• Goal of the exercise: From the records below, pull each line that has "dots".
▬▬▬▬▬▬
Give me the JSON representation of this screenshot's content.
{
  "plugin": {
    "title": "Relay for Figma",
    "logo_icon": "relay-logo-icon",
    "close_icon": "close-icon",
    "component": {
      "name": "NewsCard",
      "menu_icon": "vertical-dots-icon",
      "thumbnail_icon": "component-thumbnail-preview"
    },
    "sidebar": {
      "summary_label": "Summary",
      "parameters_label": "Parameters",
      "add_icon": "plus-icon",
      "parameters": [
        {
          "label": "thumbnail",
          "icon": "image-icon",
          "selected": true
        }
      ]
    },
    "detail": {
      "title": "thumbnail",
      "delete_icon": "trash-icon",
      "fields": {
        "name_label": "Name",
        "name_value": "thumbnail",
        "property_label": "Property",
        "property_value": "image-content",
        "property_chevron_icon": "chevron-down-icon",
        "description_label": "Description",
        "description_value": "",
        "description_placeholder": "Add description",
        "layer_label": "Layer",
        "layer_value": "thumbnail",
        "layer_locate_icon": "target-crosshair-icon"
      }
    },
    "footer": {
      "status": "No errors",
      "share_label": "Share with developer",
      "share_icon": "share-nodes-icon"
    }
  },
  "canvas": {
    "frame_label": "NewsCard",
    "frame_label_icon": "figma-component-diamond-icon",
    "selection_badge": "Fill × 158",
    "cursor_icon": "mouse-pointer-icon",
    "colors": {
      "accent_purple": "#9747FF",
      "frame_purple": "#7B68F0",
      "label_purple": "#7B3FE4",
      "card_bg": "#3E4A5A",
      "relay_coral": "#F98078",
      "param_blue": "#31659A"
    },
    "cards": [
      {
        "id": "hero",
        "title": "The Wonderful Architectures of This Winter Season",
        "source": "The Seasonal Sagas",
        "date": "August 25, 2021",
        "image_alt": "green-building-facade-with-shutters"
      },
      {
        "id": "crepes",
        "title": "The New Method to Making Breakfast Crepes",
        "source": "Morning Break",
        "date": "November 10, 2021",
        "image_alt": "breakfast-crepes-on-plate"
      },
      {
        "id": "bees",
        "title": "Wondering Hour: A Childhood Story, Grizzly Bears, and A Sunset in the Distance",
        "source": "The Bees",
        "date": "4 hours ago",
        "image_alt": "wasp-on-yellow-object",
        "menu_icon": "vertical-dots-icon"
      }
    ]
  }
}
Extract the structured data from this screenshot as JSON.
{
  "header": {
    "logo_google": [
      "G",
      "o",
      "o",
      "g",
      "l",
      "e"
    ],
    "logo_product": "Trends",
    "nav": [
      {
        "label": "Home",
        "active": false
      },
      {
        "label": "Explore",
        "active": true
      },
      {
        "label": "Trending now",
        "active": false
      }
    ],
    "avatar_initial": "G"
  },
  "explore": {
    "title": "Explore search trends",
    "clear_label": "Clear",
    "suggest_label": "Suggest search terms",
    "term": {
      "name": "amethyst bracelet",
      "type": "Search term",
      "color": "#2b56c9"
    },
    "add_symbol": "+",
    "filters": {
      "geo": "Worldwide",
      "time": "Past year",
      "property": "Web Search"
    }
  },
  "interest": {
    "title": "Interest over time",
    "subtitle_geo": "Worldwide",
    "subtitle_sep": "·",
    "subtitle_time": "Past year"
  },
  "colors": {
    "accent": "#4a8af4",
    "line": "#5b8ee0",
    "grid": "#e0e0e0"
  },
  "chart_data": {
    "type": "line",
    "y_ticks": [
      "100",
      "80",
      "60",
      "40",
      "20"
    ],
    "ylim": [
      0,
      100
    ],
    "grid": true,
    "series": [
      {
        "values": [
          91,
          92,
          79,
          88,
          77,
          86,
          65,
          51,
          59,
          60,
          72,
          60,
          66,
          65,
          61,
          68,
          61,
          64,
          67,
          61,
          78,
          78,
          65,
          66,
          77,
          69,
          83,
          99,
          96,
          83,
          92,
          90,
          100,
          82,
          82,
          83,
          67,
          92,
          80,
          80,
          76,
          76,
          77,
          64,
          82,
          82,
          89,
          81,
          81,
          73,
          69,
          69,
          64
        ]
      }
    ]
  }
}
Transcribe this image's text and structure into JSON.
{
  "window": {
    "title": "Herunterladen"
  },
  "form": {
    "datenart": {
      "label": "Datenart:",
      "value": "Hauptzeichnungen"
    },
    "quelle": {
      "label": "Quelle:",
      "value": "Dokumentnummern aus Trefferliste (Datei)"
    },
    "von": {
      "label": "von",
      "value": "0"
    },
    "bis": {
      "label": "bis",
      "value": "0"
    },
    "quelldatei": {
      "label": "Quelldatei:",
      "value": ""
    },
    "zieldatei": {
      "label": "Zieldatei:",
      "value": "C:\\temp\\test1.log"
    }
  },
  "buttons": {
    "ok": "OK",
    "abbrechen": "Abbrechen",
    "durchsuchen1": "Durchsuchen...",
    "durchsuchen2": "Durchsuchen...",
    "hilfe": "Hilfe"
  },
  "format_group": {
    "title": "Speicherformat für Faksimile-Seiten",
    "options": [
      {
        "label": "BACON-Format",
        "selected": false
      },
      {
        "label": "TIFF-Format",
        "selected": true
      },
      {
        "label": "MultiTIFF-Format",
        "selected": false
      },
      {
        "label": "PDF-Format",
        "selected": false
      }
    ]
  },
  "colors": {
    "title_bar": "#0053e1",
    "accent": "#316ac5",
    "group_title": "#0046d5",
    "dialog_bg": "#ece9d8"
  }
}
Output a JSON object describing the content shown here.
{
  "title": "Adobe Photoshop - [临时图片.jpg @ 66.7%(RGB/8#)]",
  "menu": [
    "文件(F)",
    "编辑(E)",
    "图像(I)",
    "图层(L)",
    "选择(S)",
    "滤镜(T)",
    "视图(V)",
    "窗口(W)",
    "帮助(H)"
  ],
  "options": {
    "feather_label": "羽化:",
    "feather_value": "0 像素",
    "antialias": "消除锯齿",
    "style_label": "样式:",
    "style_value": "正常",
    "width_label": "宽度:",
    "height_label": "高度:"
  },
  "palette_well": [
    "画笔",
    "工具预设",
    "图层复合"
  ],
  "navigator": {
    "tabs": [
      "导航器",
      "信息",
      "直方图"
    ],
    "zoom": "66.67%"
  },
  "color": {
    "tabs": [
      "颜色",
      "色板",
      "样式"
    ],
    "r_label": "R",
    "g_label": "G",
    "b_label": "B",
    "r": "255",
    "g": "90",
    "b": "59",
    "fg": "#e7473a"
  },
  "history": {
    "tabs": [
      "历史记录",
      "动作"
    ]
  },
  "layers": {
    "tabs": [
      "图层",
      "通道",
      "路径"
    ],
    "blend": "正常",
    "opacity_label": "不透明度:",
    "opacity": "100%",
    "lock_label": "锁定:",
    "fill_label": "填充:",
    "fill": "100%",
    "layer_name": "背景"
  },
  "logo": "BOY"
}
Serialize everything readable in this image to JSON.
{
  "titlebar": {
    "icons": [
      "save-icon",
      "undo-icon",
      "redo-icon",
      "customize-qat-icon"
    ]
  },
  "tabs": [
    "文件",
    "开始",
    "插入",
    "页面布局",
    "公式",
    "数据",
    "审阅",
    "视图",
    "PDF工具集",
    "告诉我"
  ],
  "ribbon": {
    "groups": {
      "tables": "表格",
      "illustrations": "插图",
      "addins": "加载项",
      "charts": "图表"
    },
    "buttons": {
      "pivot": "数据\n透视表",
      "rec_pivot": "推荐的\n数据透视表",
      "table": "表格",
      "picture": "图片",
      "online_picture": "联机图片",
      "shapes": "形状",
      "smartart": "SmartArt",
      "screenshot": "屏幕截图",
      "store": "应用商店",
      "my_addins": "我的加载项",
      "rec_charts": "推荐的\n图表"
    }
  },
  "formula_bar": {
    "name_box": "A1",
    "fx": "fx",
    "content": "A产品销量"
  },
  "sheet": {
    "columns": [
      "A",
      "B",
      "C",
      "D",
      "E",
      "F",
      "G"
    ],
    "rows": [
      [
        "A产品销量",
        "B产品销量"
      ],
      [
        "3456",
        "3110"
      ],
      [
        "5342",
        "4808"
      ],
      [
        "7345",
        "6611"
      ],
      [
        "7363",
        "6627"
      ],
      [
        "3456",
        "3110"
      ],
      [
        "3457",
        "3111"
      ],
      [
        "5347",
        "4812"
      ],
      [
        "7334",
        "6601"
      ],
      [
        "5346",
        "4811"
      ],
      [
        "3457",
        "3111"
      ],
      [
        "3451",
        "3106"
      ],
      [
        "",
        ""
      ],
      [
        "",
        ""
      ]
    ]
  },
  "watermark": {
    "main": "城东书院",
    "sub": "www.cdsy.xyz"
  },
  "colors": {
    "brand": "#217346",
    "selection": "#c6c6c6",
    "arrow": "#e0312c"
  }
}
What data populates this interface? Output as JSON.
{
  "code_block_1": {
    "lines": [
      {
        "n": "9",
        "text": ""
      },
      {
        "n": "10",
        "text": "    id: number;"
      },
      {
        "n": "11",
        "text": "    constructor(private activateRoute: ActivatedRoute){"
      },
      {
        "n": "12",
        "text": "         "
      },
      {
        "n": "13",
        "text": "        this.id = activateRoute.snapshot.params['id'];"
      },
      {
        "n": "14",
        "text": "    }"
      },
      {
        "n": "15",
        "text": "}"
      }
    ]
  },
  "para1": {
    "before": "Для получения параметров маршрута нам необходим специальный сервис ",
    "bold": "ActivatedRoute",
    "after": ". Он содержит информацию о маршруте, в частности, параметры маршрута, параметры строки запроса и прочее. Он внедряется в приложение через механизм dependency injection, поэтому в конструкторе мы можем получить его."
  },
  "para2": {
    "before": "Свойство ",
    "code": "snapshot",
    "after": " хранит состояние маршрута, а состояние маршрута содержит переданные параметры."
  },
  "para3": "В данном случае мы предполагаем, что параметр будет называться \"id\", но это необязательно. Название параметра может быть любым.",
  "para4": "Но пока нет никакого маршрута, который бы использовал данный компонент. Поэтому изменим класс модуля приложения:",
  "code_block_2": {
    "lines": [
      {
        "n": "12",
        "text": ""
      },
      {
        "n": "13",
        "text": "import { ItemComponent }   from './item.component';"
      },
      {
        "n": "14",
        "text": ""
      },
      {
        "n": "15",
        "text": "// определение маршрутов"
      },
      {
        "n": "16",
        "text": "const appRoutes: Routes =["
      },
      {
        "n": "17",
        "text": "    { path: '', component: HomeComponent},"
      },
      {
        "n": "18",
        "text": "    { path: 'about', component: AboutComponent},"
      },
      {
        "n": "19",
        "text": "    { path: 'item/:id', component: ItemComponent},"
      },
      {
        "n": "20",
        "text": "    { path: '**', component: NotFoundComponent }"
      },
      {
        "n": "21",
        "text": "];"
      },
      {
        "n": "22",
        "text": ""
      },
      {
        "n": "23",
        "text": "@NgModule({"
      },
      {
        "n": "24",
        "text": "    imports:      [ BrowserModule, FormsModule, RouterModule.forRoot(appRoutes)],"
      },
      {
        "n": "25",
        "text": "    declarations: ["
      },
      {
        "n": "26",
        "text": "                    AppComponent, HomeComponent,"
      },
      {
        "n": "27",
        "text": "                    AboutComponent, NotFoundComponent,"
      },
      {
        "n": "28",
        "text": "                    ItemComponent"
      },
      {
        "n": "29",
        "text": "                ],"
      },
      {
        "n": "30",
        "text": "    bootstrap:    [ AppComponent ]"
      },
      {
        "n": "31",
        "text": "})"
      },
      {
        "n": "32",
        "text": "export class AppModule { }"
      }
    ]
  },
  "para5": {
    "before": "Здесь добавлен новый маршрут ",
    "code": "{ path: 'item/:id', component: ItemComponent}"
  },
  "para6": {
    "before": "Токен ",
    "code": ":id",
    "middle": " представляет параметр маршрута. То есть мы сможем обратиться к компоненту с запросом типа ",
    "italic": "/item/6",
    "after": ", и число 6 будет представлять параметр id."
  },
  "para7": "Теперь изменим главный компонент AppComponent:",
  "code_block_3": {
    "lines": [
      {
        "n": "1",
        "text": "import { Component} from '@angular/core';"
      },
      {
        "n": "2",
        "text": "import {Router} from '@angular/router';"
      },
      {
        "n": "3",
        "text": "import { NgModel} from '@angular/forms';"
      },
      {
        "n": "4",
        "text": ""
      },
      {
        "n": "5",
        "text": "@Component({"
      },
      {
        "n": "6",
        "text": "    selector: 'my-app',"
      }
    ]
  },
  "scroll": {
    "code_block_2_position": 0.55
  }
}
▬▬▬▬▬▬
• Task response:
      "menu_icon": "vertical-dots-icon",
        "menu_icon": "vertical-dots-icon"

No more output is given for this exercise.